● **JOB**
Write every line of the material out exactly as shown.
○ ○ ○
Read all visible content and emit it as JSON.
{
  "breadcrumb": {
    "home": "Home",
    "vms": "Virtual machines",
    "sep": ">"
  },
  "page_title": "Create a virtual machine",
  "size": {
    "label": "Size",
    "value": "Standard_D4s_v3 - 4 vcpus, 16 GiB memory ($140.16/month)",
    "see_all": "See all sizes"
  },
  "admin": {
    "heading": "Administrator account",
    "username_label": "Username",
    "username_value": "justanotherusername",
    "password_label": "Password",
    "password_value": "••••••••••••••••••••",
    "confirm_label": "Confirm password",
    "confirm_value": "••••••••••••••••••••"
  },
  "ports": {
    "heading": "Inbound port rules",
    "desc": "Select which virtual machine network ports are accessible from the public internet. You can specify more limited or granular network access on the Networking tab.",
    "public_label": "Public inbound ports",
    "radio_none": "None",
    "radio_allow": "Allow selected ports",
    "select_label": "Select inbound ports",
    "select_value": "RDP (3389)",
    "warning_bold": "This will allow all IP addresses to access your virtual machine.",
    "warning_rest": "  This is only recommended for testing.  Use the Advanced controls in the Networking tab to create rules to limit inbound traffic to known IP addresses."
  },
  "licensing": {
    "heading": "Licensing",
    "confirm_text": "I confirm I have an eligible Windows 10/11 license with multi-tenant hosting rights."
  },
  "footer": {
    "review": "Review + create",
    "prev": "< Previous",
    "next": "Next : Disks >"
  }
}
○ ○ ○
● **CORRECT OUTPUT**
Read all visible content and emit it as JSON.
{
  "breadcrumb": {
    "home": "Home",
    "vms": "Virtual machines",
    "sep": ">"
  },
  "page_title": "Create a virtual machine",
  "size": {
    "label": "Size",
    "value": "Standard_D4s_v3 - 4 vcpus, 16 GiB memory ($140.16/month)",
    "see_all": "See all sizes"
  },
  "admin": {
    "heading": "Administrator account",
    "username_label": "Username",
    "username_value": "justanotherusername",
    "password_label": "Password",
    "password_value": "••••••••••••••••••••",
    "confirm_label": "Confirm password",
    "confirm_value": "••••••••••••••••••••"
  },
  "ports": {
    "heading": "Inbound port rules",
    "desc": "Select which virtual machine network ports are accessible from the public internet. You can specify more limited or granular network access on the Networking tab.",
    "public_label": "Public inbound ports",
    "radio_none": "None",
    "radio_allow": "Allow selected ports",
    "select_label": "Select inbound ports",
    "select_value": "RDP (3389)",
    "warning_bold": "This will allow all IP addresses to access your virtual machine.",
    "warning_rest": "  This is only recommended for testing.  Use the Advanced controls in the Networking tab to create rules to limit inbound traffic to known IP addresses."
  },
  "licensing": {
    "heading": "Licensing",
    "confirm_text": "I confirm I have an eligible Windows 10/11 license with multi-tenant hosting rights."
  },
  "footer": {
    "review": "Review + create",
    "prev": "< Previous",
    "next": "Next : Disks >"
  }
}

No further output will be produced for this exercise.